Problem statement:
Copy out the listing exactly.

>>>>

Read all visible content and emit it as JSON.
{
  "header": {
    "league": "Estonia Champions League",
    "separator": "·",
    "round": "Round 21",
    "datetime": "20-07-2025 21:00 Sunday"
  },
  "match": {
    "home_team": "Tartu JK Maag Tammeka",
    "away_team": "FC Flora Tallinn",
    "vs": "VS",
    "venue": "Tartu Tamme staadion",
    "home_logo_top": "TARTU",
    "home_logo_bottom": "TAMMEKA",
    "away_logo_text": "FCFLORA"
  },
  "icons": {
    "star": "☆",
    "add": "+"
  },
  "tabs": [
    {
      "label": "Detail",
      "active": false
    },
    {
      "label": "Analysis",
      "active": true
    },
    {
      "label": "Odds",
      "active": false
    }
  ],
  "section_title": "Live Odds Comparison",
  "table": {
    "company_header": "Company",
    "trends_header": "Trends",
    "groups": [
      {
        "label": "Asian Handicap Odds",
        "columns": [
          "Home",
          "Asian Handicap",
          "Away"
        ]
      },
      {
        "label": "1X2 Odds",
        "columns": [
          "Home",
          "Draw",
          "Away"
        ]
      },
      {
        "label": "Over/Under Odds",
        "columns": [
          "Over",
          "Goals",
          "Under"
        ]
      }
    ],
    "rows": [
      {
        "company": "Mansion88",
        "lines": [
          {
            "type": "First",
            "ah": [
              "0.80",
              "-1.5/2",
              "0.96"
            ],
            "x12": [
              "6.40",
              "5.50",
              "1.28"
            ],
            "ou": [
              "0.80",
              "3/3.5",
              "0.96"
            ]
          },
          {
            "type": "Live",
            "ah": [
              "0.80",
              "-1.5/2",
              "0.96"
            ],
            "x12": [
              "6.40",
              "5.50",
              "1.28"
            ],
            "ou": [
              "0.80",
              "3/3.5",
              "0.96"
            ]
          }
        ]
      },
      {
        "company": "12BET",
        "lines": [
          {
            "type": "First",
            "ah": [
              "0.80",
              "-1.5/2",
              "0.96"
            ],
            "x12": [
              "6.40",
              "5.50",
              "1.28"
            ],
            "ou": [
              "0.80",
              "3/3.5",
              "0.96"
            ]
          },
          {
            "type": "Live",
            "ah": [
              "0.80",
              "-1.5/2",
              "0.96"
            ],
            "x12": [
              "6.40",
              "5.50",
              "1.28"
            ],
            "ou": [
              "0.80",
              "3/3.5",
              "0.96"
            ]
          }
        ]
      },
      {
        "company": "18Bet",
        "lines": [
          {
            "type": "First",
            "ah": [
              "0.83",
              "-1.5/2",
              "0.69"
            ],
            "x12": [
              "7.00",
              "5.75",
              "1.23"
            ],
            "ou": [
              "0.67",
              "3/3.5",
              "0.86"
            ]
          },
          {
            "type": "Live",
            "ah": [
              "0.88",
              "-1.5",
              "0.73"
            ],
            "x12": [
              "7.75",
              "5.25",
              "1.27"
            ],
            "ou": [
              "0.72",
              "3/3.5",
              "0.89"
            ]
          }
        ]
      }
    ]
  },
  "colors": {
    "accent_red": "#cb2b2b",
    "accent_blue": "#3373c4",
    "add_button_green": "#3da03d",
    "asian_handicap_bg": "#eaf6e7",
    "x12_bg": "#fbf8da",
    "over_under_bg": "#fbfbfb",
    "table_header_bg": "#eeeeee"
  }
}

<<<<

Exercise solution:
Read all visible content and emit it as JSON.
{
  "header": {
    "league": "Estonia Champions League",
    "separator": "·",
    "round": "Round 21",
    "datetime": "20-07-2025 21:00 Sunday"
  },
  "match": {
    "home_team": "Tartu JK Maag Tammeka",
    "away_team": "FC Flora Tallinn",
    "vs": "VS",
    "venue": "Tartu Tamme staadion",
    "home_logo_top": "TARTU",
    "home_logo_bottom": "TAMMEKA",
    "away_logo_text": "FCFLORA"
  },
  "icons": {
    "star": "☆",
    "add": "+"
  },
  "tabs": [
    {
      "label": "Detail",
      "active": false
    },
    {
      "label": "Analysis",
      "active": true
    },
    {
      "label": "Odds",
      "active": false
    }
  ],
  "section_title": "Live Odds Comparison",
  "table": {
    "company_header": "Company",
    "trends_header": "Trends",
    "groups": [
      {
        "label": "Asian Handicap Odds",
        "columns": [
          "Home",
          "Asian Handicap",
          "Away"
        ]
      },
      {
        "label": "1X2 Odds",
        "columns": [
          "Home",
          "Draw",
          "Away"
        ]
      },
      {
        "label": "Over/Under Odds",
        "columns": [
          "Over",
          "Goals",
          "Under"
        ]
      }
    ],
    "rows": [
      {
        "company": "Mansion88",
        "lines": [
          {
            "type": "First",
            "ah": [
              "0.80",
              "-1.5/2",
              "0.96"
            ],
            "x12": [
              "6.40",
              "5.50",
              "1.28"
            ],
            "ou": [
              "0.80",
              "3/3.5",
              "0.96"
            ]
          },
          {
            "type": "Live",
            "ah": [
              "0.80",
              "-1.5/2",
              "0.96"
            ],
            "x12": [
              "6.40",
              "5.50",
              "1.28"
            ],
            "ou": [
              "0.80",
              "3/3.5",
              "0.96"
            ]
          }
        ]
      },
      {
        "company": "12BET",
        "lines": [
          {
            "type": "First",
            "ah": [
              "0.80",
              "-1.5/2",
              "0.96"
            ],
            "x12": [
              "6.40",
              "5.50",
              "1.28"
            ],
            "ou": [
              "0.80",
              "3/3.5",
              "0.96"
            ]
          },
          {
            "type": "Live",
            "ah": [
              "0.80",
              "-1.5/2",
              "0.96"
            ],
            "x12": [
              "6.40",
              "5.50",
              "1.28"
            ],
            "ou": [
              "0.80",
              "3/3.5",
              "0.96"
            ]
          }
        ]
      },
      {
        "company": "18Bet",
        "lines": [
          {
            "type": "First",
            "ah": [
              "0.83",
              "-1.5/2",
              "0.69"
            ],
            "x12": [
              "7.00",
              "5.75",
              "1.23"
            ],
            "ou": [
              "0.67",
              "3/3.5",
              "0.86"
            ]
          },
          {
            "type": "Live",
            "ah": [
              "0.88",
              "-1.5",
              "0.73"
            ],
            "x12": [
              "7.75",
              "5.25",
              "1.27"
            ],
            "ou": [
              "0.72",
              "3/3.5",
              "0.89"
            ]
          }
        ]
      }
    ]
  },
  "colors": {
    "accent_red": "#cb2b2b",
    "accent_blue": "#3373c4",
    "add_button_green": "#3da03d",
    "asian_handicap_bg": "#eaf6e7",
    "x12_bg": "#fbf8da",
    "over_under_bg": "#fbfbfb",
    "table_header_bg": "#eeeeee"
  }
}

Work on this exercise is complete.